Aim of the task – Wherever a line below holds the word "name", copy that line.

Structured figure records –
** start **

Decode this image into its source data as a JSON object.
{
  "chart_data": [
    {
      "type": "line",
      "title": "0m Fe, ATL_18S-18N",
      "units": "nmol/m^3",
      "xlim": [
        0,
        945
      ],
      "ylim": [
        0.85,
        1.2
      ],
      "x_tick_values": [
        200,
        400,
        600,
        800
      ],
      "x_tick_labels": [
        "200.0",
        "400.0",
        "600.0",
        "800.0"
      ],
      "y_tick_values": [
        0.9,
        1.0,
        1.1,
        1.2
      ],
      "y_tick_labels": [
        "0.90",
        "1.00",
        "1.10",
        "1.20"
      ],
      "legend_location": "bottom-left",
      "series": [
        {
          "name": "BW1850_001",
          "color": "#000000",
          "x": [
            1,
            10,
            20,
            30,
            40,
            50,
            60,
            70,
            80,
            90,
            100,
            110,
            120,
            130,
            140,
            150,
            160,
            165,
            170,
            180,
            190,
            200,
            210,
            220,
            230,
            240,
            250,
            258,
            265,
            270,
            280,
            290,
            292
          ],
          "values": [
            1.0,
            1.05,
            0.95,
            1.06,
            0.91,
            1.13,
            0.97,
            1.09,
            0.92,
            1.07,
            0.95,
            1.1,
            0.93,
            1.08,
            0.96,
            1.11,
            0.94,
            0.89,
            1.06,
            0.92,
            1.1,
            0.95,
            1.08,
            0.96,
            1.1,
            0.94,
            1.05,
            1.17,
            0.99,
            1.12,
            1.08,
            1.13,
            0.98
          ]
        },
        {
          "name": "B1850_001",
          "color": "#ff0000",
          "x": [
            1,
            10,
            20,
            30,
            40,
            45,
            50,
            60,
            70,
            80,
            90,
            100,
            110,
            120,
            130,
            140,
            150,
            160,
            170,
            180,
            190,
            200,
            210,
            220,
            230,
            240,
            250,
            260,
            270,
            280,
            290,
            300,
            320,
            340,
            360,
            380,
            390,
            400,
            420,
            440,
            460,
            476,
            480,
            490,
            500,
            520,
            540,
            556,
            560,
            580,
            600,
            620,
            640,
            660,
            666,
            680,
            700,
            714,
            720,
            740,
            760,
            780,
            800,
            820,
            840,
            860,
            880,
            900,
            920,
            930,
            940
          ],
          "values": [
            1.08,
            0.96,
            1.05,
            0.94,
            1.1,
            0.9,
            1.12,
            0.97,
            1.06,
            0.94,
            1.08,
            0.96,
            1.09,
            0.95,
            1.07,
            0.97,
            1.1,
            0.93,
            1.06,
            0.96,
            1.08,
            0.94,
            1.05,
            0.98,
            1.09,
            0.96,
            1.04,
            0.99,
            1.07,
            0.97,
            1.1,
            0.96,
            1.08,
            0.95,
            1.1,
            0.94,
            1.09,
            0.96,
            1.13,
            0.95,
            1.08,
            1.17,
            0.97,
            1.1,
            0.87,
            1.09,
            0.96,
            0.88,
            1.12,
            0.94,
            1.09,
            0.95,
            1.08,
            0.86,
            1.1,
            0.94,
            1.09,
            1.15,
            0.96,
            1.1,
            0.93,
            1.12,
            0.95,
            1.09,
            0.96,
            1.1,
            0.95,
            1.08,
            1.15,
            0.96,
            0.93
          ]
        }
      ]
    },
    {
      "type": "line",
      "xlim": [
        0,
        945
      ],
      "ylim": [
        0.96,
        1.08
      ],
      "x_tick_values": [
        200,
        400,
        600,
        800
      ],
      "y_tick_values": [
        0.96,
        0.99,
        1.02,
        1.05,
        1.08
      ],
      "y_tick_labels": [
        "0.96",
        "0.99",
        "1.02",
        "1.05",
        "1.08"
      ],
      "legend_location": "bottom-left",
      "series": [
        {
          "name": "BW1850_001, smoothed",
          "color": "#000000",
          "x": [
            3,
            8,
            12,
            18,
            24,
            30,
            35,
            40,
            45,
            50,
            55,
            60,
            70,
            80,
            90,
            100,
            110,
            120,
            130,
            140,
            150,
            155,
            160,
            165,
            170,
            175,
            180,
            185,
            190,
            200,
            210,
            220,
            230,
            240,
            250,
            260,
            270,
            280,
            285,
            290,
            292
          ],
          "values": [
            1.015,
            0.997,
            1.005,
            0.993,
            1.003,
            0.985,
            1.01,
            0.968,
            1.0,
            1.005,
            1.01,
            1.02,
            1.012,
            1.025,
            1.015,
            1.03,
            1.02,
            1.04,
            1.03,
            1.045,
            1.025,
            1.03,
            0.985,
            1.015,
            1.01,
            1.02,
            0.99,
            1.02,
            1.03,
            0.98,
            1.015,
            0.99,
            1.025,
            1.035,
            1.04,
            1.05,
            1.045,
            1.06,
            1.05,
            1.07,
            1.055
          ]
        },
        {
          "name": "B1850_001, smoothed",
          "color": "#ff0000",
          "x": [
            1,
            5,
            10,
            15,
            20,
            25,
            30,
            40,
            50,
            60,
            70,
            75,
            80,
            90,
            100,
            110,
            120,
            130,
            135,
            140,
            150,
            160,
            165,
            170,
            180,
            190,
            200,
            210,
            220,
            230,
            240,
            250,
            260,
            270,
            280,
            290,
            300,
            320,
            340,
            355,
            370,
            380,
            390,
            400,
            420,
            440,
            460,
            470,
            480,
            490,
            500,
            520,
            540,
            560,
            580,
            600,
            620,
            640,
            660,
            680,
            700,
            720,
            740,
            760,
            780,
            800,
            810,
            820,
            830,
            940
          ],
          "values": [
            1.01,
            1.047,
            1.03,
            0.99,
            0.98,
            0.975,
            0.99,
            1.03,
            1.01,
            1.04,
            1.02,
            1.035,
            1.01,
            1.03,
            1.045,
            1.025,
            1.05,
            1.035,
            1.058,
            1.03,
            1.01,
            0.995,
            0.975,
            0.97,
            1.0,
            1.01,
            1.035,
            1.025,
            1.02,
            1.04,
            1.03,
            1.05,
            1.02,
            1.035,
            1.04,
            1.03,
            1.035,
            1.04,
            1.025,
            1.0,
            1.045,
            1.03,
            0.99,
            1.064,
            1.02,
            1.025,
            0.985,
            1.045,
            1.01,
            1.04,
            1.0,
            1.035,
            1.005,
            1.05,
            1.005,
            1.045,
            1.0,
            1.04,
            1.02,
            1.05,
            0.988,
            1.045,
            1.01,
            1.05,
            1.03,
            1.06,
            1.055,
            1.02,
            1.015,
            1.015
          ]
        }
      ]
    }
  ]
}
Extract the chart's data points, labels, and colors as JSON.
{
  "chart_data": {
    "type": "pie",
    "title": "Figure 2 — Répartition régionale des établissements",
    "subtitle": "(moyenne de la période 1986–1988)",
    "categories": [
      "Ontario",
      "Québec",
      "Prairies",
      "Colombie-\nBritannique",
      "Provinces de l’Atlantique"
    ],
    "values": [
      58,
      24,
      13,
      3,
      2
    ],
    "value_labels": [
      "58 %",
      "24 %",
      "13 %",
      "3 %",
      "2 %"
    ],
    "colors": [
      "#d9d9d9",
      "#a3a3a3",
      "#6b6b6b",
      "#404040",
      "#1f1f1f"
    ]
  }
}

** end **

Solution to this task –
          "name": "BW1850_001",
          "name": "B1850_001",
          "name": "BW1850_001, smoothed",
          "name": "B1850_001, smoothed",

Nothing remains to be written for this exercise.